*What to work on*: Extract all lines in the data that contain the word "Huisnummer".

◇ ◇ ◇ ◇ ◇

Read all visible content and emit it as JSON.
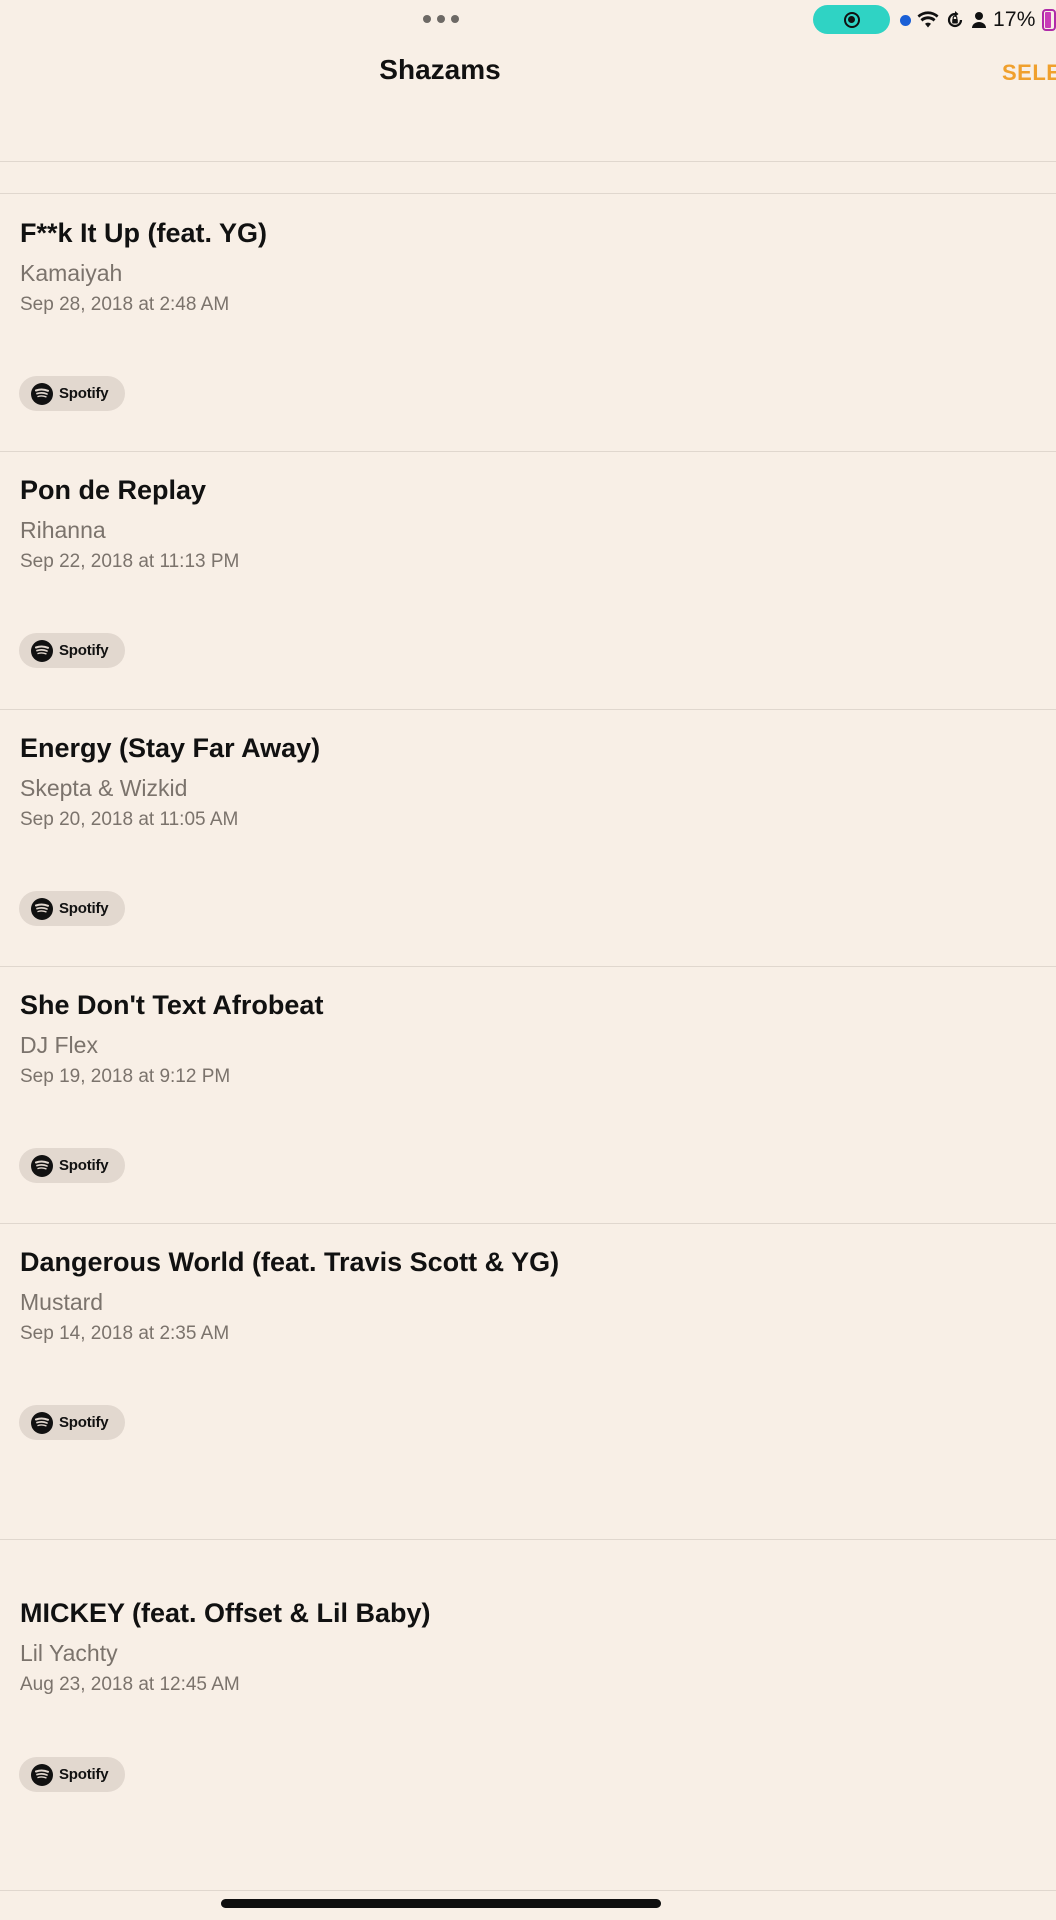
{
  "status_bar": {
    "battery_percent": "17%",
    "icons": [
      "screen-recording-icon",
      "location-dot-icon",
      "wifi-icon",
      "orientation-lock-icon",
      "person-icon",
      "battery-icon"
    ]
  },
  "header": {
    "title": "Shazams",
    "select_label": "SELE"
  },
  "shazams": [
    {
      "title": "F**k It Up (feat. YG)",
      "artist": "Kamaiyah",
      "date": "Sep 28, 2018 at 2:48 AM",
      "service": "Spotify"
    },
    {
      "title": "Pon de Replay",
      "artist": "Rihanna",
      "date": "Sep 22, 2018 at 11:13 PM",
      "service": "Spotify"
    },
    {
      "title": "Energy (Stay Far Away)",
      "artist": "Skepta & Wizkid",
      "date": "Sep 20, 2018 at 11:05 AM",
      "service": "Spotify"
    },
    {
      "title": "She Don't Text Afrobeat",
      "artist": "DJ Flex",
      "date": "Sep 19, 2018 at 9:12 PM",
      "service": "Spotify"
    },
    {
      "title": "Dangerous World (feat. Travis Scott & YG)",
      "artist": "Mustard",
      "date": "Sep 14, 2018 at 2:35 AM",
      "service": "Spotify"
    },
    {
      "title": "MICKEY (feat. Offset & Lil Baby)",
      "artist": "Lil Yachty",
      "date": "Aug 23, 2018 at 12:45 AM",
      "service": "Spotify"
    }
  ],
  "colors": {
    "background": "#f8efe6",
    "accent": "#f0a02d",
    "recording_pill": "#2fd3c4"
  }
}
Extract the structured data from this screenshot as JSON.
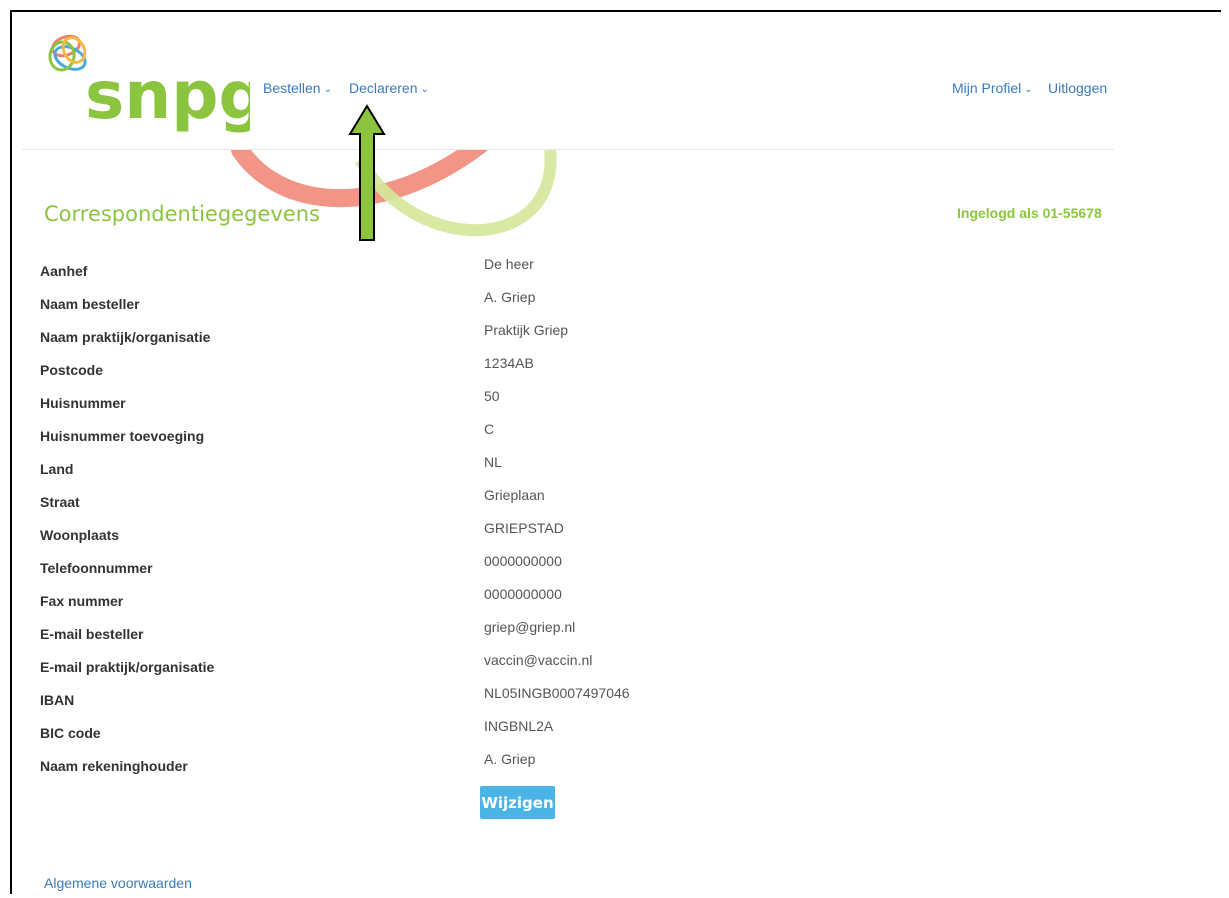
{
  "brand": {
    "logo_text": "snpg",
    "color": "#8bc53f"
  },
  "nav": {
    "left": [
      {
        "label": "Bestellen",
        "icon": "chevron-down-icon"
      },
      {
        "label": "Declareren",
        "icon": "chevron-down-icon"
      }
    ],
    "right": [
      {
        "label": "Mijn Profiel",
        "icon": "chevron-down-icon"
      },
      {
        "label": "Uitloggen"
      }
    ]
  },
  "page": {
    "title": "Correspondentiegegevens",
    "logged_in": "Ingelogd als 01-55678"
  },
  "fields": [
    {
      "label": "Aanhef",
      "value": "De heer"
    },
    {
      "label": "Naam besteller",
      "value": "A. Griep"
    },
    {
      "label": "Naam praktijk/organisatie",
      "value": "Praktijk Griep"
    },
    {
      "label": "Postcode",
      "value": "1234AB"
    },
    {
      "label": "Huisnummer",
      "value": "50"
    },
    {
      "label": "Huisnummer toevoeging",
      "value": "C"
    },
    {
      "label": "Land",
      "value": "NL"
    },
    {
      "label": "Straat",
      "value": "Grieplaan"
    },
    {
      "label": "Woonplaats",
      "value": "GRIEPSTAD"
    },
    {
      "label": "Telefoonnummer",
      "value": "0000000000"
    },
    {
      "label": "Fax nummer",
      "value": "0000000000"
    },
    {
      "label": "E-mail besteller",
      "value": "griep@griep.nl"
    },
    {
      "label": "E-mail praktijk/organisatie",
      "value": "vaccin@vaccin.nl"
    },
    {
      "label": "IBAN",
      "value": "NL05INGB0007497046"
    },
    {
      "label": "BIC code",
      "value": "INGBNL2A"
    },
    {
      "label": "Naam rekeninghouder",
      "value": "A. Griep"
    }
  ],
  "actions": {
    "edit_label": "Wijzigen"
  },
  "footer": {
    "terms_label": "Algemene voorwaarden"
  },
  "colors": {
    "link": "#3a7bbf",
    "accent_green": "#8bc53f",
    "button": "#4ab4e6",
    "deco_red": "#f08a7c",
    "deco_green": "#c8e08a"
  }
}
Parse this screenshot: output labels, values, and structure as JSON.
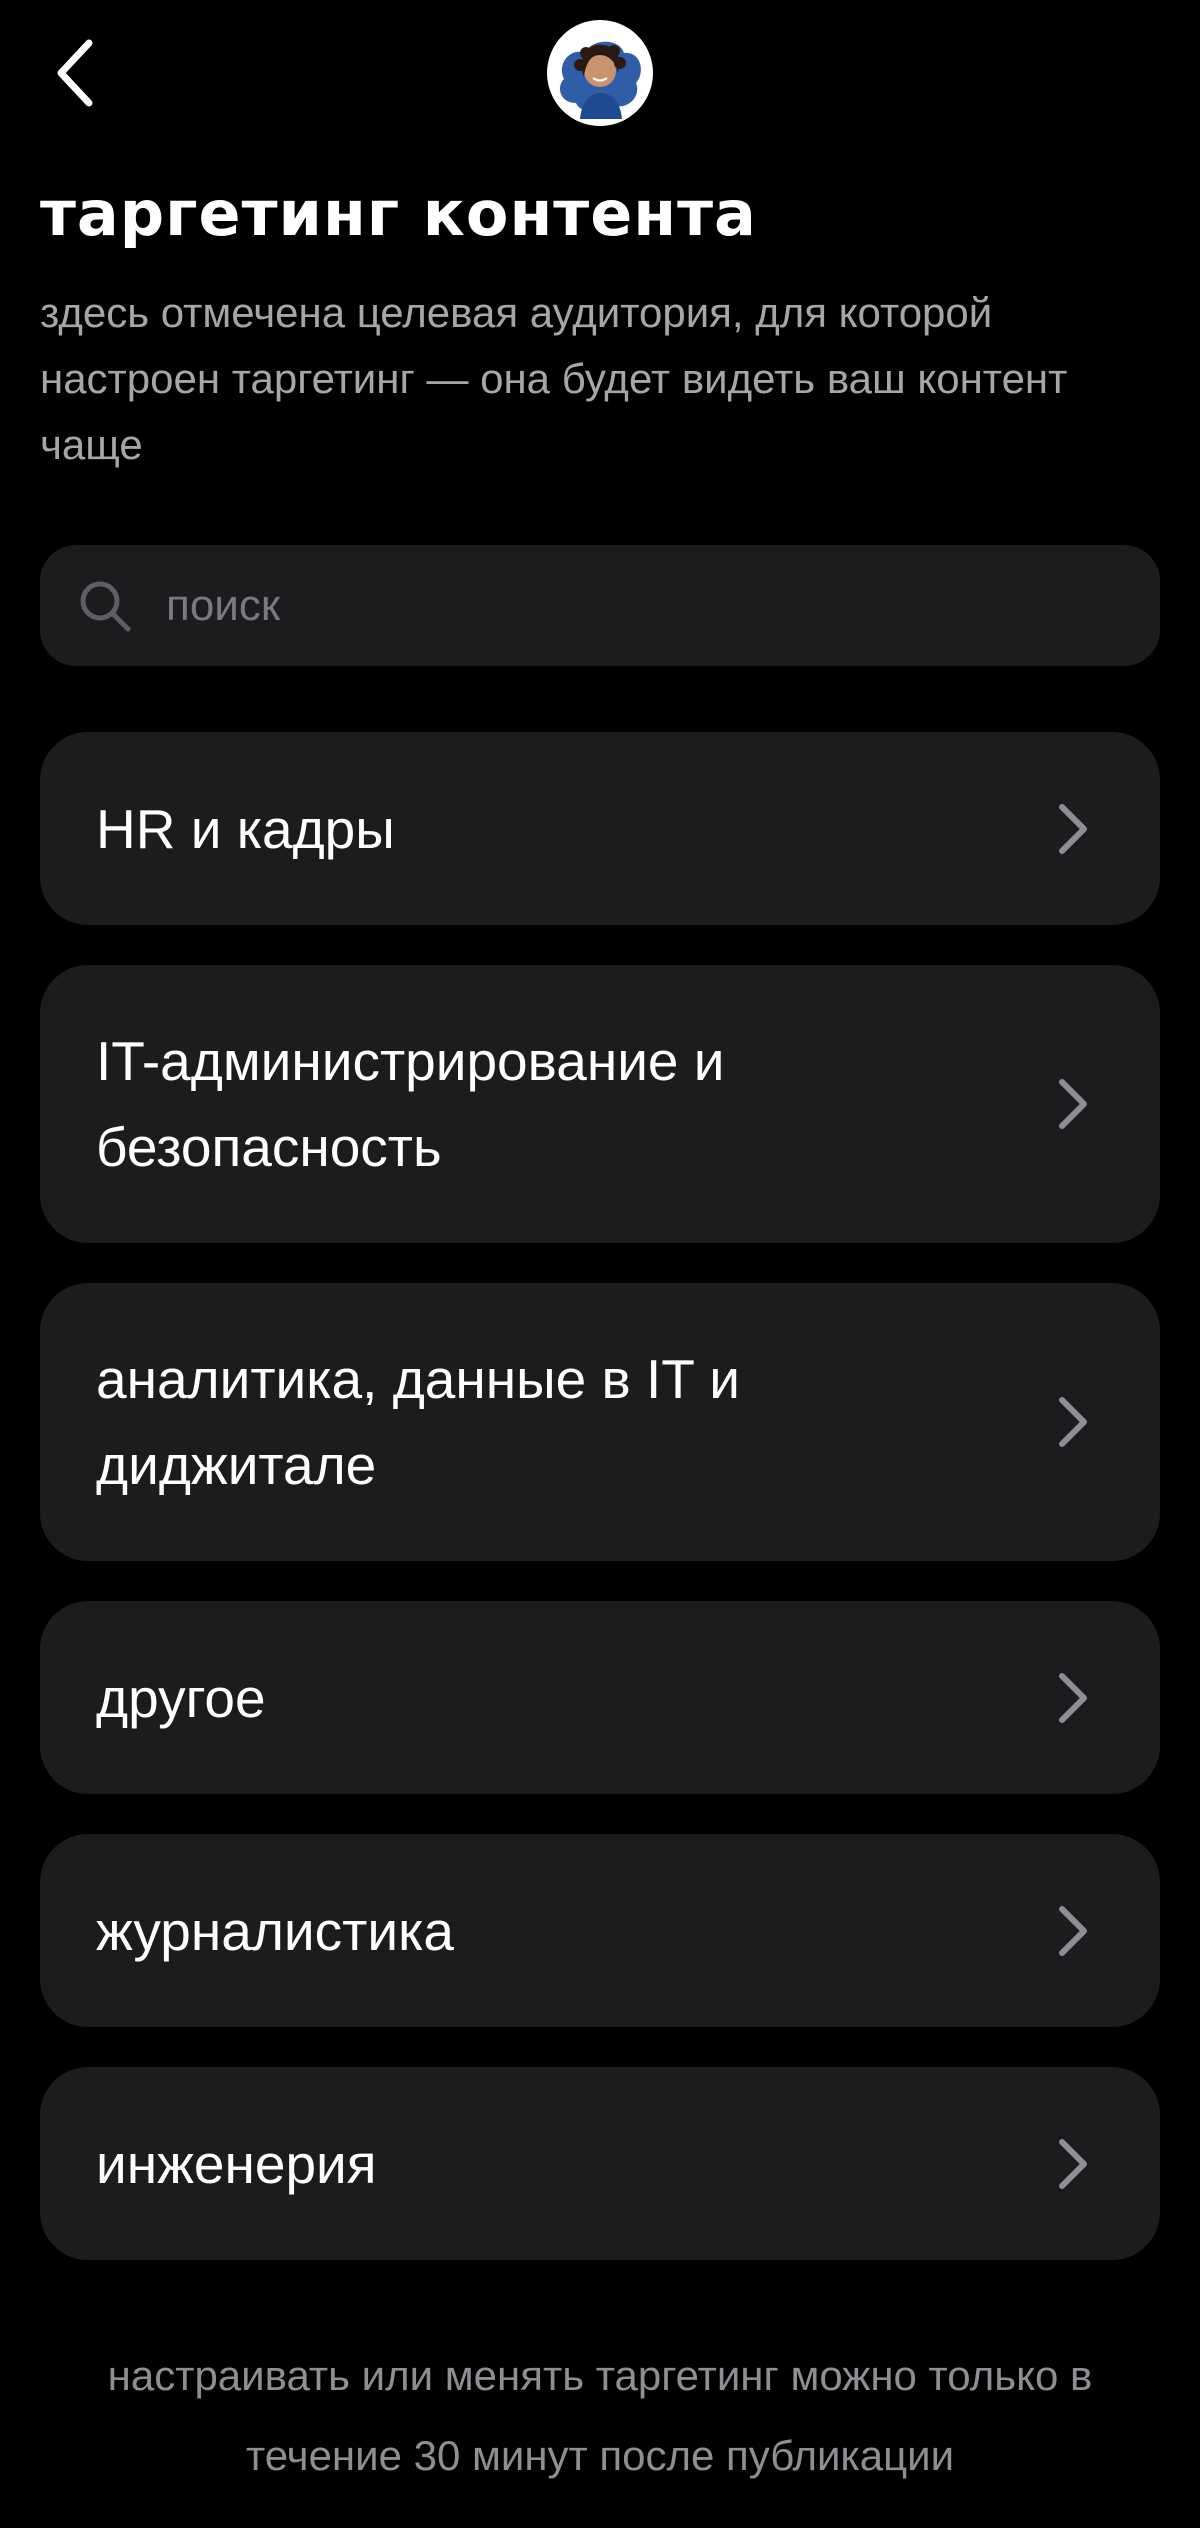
{
  "header": {
    "back_icon": "chevron-left-icon",
    "avatar_icon": "user-avatar"
  },
  "page": {
    "title": "таргетинг контента",
    "subtitle": "здесь отмечена целевая аудитория, для которой настроен таргетинг — она будет видеть ваш контент чаще"
  },
  "search": {
    "placeholder": "поиск",
    "value": "",
    "icon": "search-icon"
  },
  "categories": [
    {
      "label": "HR и кадры",
      "icon": "chevron-right-icon"
    },
    {
      "label": "IT-администрирование и безопасность",
      "icon": "chevron-right-icon"
    },
    {
      "label": "аналитика, данные в IT и диджитале",
      "icon": "chevron-right-icon"
    },
    {
      "label": "другое",
      "icon": "chevron-right-icon"
    },
    {
      "label": "журналистика",
      "icon": "chevron-right-icon"
    },
    {
      "label": "инженерия",
      "icon": "chevron-right-icon"
    }
  ],
  "footer": {
    "note": "настраивать или менять таргетинг можно только в течение 30 минут после публикации"
  },
  "colors": {
    "background": "#000000",
    "card": "#1c1c1e",
    "text_primary": "#ffffff",
    "text_secondary": "#a6a6a6",
    "placeholder": "#7a7a7e",
    "chevron": "#8e8e93"
  }
}
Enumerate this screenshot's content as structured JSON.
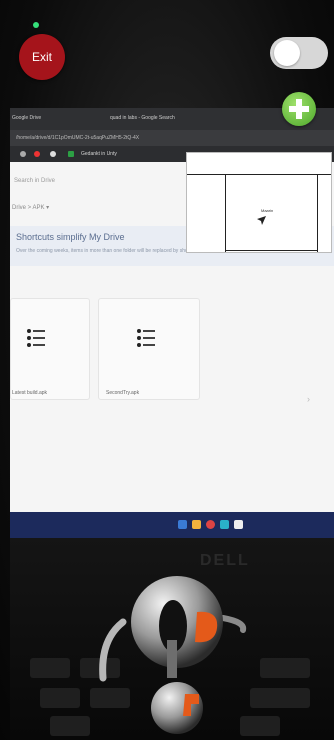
{
  "exit_button": {
    "label": "Exit"
  },
  "toggle": {
    "state": "off"
  },
  "add_button": {
    "icon": "plus-icon"
  },
  "captured_screen": {
    "tabs": [
      "Google Drive",
      "quad in labs - Google Search"
    ],
    "url": "/home/a/drive/d/1C1pOmUMC-2t-u5aqPuZMH5-2tQ-4X",
    "bookmark": "Gedankt in Unty",
    "search_hint": "Search in Drive",
    "breadcrumb": "Drive  >  APK  ▾",
    "banner_title": "Shortcuts simplify My Drive",
    "banner_text": "Over the coming weeks, items in more than one folder will be replaced by shortcuts. Access to files will not change.",
    "files": [
      "Latest build.apk",
      "SecondTry.apk"
    ],
    "room_label": "Maarin"
  },
  "laptop_brand": "DELL"
}
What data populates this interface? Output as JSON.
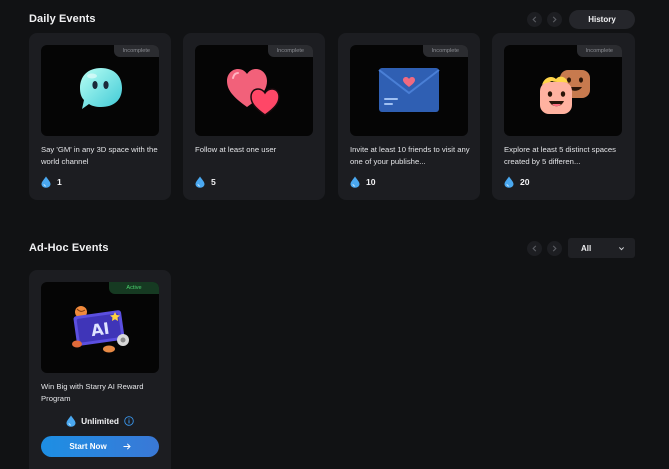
{
  "daily": {
    "title": "Daily Events",
    "history_label": "History",
    "cards": [
      {
        "status": "Incomplete",
        "desc": "Say 'GM' in any 3D space with the world channel",
        "reward": "1",
        "icon": "chat-bubble-icon"
      },
      {
        "status": "Incomplete",
        "desc": "Follow at least one user",
        "reward": "5",
        "icon": "hearts-icon"
      },
      {
        "status": "Incomplete",
        "desc": "Invite at least 10 friends to visit any one of your publishe...",
        "reward": "10",
        "icon": "envelope-icon"
      },
      {
        "status": "Incomplete",
        "desc": "Explore at least 5 distinct spaces created by 5 differen...",
        "reward": "20",
        "icon": "faces-icon"
      }
    ]
  },
  "adhoc": {
    "title": "Ad-Hoc Events",
    "filter_value": "All",
    "cards": [
      {
        "status": "Active",
        "desc": "Win Big with Starry AI Reward Program",
        "reward": "Unlimited",
        "cta": "Start Now",
        "art_text": "AI",
        "icon": "ai-banner-icon"
      }
    ]
  },
  "colors": {
    "background": "#111214",
    "card": "#1c1d21",
    "accent": "#2a8be6",
    "active_badge": "#4bd16f",
    "drop": "#4aa8f0"
  }
}
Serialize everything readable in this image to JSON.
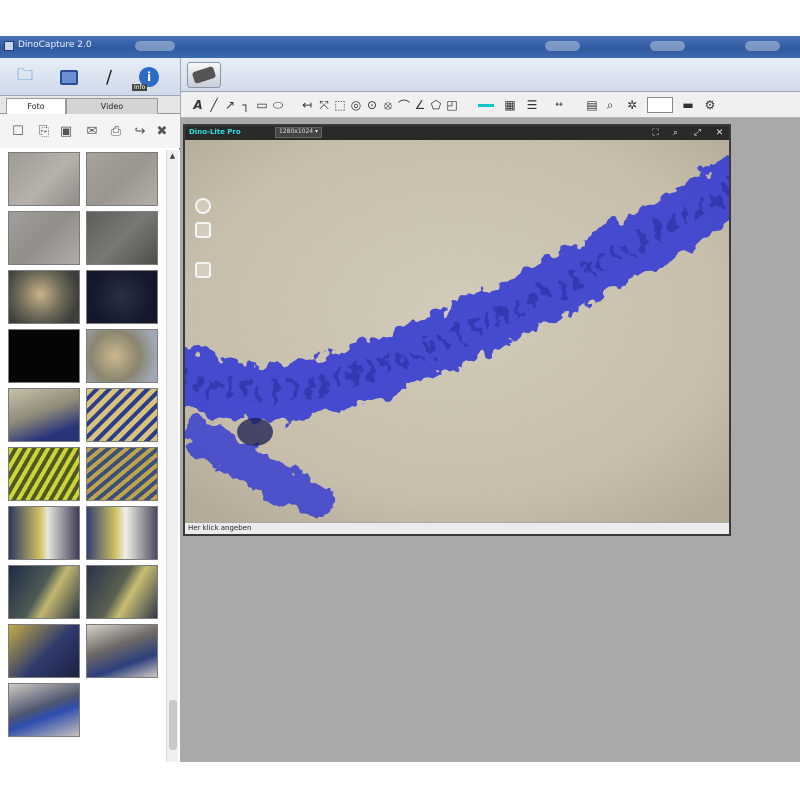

◇ ◇ ◇ ◇ ◇

*The response*:
      "label": "Huisnummer",
      "label": "Huisnummer toevoeging",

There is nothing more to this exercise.